How many lines of the records hold the string "progressive"? Reply with the number alone.

## START DATA LINES

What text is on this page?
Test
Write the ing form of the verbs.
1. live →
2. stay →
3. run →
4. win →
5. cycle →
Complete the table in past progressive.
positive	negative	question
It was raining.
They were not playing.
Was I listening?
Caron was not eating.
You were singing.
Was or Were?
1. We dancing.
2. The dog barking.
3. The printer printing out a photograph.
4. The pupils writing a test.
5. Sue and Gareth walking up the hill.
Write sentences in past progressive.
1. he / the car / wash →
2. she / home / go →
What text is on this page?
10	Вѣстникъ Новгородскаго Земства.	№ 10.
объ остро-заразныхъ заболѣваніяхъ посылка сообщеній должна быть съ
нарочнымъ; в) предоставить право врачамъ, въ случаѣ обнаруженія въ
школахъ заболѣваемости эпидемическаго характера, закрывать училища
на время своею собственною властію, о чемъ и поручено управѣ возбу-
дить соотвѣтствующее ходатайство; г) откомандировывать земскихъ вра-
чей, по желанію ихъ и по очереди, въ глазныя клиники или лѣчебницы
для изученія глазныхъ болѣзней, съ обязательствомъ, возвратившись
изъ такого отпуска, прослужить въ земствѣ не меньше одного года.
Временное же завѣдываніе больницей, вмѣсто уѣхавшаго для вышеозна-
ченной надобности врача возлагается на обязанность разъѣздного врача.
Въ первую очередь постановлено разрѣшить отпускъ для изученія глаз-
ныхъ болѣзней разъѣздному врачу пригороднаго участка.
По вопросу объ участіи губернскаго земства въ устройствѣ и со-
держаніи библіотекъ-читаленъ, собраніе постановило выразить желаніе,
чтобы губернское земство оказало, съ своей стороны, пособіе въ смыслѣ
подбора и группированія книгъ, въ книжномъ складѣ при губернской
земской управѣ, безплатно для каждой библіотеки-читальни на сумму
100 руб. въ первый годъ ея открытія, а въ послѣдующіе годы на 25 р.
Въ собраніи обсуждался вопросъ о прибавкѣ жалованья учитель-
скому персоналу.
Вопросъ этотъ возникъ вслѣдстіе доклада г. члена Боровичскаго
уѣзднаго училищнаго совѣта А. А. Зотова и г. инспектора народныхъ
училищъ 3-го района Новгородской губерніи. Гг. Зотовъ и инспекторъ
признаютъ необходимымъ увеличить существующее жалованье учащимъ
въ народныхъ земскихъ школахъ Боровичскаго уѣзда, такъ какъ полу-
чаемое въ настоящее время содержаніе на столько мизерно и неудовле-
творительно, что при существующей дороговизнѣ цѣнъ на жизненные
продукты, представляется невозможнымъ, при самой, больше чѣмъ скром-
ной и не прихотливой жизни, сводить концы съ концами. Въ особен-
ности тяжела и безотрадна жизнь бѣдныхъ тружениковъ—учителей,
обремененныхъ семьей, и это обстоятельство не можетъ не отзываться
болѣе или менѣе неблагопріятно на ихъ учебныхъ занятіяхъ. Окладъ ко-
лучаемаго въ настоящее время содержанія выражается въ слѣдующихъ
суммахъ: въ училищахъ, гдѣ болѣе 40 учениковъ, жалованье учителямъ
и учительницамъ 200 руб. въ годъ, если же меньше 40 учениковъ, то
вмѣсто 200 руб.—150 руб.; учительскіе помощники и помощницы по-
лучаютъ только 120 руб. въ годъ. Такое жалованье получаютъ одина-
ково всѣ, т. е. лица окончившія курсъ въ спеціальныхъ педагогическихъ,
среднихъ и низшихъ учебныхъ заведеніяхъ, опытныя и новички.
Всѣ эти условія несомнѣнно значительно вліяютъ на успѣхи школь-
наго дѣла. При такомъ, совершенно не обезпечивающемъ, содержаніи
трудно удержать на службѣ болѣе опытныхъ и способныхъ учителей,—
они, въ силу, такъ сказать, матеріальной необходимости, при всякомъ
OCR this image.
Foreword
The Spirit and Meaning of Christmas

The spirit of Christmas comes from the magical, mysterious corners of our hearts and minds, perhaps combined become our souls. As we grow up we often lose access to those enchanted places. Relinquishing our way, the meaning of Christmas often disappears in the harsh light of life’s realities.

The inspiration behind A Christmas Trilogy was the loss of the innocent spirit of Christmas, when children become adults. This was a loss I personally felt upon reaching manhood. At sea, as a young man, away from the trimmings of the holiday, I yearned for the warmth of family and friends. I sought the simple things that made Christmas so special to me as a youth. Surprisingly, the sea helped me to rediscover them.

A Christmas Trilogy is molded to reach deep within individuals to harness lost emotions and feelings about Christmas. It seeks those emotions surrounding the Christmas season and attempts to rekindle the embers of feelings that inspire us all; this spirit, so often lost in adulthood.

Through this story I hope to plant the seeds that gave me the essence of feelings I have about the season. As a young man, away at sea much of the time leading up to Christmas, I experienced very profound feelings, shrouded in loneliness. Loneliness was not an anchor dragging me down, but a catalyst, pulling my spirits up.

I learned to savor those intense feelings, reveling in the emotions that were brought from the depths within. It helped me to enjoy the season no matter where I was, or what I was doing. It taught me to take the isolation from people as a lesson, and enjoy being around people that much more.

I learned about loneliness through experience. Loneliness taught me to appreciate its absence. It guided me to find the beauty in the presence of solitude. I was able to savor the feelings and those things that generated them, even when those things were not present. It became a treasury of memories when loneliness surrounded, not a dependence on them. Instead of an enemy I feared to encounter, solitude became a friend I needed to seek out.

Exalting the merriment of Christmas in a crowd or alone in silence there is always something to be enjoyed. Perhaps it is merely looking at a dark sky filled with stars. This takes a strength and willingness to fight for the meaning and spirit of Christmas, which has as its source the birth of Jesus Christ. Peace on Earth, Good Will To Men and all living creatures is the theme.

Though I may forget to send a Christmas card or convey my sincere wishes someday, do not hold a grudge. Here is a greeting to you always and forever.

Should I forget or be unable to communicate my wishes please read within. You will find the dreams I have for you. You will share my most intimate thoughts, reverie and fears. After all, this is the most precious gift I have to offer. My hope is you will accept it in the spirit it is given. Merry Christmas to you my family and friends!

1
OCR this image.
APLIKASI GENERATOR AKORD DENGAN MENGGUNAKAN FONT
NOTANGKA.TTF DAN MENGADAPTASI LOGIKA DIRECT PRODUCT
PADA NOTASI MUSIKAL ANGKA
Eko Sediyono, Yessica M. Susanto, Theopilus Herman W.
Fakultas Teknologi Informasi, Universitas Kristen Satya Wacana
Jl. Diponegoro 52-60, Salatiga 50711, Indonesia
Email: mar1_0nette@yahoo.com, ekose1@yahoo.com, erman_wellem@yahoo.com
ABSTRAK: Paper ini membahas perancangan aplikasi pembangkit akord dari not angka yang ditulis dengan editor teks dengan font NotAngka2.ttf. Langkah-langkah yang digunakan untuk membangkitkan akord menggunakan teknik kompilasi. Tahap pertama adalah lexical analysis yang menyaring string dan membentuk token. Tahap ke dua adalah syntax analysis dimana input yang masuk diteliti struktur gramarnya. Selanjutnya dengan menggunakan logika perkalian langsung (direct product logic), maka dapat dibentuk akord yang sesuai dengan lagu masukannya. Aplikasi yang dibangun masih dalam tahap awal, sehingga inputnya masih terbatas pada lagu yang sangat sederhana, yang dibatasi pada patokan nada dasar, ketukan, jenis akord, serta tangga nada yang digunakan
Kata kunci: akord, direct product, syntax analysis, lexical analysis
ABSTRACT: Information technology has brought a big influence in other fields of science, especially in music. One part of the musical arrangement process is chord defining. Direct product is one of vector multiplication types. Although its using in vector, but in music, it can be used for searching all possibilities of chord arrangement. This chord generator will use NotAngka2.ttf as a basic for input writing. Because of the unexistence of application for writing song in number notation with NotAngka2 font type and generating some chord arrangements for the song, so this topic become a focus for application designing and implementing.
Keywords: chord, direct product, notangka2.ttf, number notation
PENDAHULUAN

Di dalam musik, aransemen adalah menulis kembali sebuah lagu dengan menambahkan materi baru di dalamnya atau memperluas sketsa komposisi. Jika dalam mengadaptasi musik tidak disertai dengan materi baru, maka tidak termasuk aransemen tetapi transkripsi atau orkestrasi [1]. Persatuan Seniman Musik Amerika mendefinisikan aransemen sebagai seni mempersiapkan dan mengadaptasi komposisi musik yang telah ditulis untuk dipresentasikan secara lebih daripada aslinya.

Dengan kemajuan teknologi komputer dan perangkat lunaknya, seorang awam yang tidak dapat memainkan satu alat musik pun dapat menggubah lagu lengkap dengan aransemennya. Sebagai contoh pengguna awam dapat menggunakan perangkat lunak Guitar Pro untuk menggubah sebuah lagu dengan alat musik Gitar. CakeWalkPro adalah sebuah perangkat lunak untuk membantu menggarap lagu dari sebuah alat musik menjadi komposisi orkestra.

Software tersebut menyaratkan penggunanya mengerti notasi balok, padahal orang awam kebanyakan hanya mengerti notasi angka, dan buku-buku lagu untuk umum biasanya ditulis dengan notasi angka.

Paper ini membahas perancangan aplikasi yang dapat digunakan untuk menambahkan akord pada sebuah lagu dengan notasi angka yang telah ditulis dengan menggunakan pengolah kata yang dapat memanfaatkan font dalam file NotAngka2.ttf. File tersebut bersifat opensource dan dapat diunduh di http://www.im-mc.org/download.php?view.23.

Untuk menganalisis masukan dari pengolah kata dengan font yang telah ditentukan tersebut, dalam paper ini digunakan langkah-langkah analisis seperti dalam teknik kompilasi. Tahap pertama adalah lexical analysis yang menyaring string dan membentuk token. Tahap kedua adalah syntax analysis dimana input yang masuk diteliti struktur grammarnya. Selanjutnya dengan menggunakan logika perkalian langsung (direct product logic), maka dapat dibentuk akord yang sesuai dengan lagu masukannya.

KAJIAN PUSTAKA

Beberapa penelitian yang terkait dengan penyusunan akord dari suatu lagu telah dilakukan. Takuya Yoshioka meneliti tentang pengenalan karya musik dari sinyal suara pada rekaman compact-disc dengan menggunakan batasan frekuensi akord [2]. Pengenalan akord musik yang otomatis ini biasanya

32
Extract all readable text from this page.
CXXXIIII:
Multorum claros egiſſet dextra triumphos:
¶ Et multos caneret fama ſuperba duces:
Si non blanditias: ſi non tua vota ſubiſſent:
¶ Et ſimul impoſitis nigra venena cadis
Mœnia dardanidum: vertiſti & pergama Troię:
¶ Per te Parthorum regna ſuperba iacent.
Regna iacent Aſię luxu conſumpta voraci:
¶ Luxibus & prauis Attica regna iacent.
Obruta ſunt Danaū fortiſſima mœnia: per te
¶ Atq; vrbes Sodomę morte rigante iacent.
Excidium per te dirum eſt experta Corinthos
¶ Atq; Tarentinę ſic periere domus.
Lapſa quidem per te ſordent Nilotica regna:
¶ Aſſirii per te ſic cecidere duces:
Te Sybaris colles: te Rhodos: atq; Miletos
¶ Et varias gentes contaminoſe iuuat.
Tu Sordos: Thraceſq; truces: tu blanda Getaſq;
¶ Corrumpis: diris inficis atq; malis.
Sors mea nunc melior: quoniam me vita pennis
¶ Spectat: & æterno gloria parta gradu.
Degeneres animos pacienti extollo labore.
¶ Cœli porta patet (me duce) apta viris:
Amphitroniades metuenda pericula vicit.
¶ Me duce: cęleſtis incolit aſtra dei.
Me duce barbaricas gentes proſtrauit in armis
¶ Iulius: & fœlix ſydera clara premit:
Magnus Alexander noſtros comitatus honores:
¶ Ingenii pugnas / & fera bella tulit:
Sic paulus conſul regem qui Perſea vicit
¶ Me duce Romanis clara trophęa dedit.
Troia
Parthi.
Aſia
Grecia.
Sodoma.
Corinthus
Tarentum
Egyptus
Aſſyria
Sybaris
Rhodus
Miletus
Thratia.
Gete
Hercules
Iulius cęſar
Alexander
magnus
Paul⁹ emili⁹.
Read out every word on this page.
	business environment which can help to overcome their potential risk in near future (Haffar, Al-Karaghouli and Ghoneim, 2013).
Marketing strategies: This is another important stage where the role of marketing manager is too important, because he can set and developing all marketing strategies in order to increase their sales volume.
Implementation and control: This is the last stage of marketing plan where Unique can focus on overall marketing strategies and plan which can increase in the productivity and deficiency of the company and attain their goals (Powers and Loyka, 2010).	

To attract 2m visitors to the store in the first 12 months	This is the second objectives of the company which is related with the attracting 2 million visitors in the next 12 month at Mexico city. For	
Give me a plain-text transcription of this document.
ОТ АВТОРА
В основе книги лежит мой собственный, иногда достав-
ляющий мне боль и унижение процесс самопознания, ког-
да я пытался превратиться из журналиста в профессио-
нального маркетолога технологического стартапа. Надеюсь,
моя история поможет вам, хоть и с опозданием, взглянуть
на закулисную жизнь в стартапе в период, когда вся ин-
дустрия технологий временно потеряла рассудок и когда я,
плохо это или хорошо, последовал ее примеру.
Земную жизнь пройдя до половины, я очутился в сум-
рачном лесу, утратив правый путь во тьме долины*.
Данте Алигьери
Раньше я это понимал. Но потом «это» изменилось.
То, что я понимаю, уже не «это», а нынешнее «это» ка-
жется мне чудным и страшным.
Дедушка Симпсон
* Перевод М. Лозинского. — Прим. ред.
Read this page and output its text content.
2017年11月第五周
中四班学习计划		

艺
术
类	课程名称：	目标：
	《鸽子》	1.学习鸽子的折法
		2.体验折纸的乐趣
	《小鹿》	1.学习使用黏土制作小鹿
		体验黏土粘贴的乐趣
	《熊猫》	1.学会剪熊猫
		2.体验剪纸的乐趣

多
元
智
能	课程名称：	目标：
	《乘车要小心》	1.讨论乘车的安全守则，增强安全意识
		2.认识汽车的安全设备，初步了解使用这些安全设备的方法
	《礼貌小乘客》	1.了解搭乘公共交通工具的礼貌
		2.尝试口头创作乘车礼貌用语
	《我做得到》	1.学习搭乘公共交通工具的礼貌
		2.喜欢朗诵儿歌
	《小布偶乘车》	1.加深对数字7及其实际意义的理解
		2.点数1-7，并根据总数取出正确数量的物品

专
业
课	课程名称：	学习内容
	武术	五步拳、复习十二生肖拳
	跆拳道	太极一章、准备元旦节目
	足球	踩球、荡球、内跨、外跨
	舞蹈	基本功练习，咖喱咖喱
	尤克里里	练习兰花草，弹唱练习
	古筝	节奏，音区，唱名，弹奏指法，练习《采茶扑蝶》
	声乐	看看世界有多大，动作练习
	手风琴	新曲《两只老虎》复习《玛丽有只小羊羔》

## END DATA LINES

- WRITTEN REPLY: 2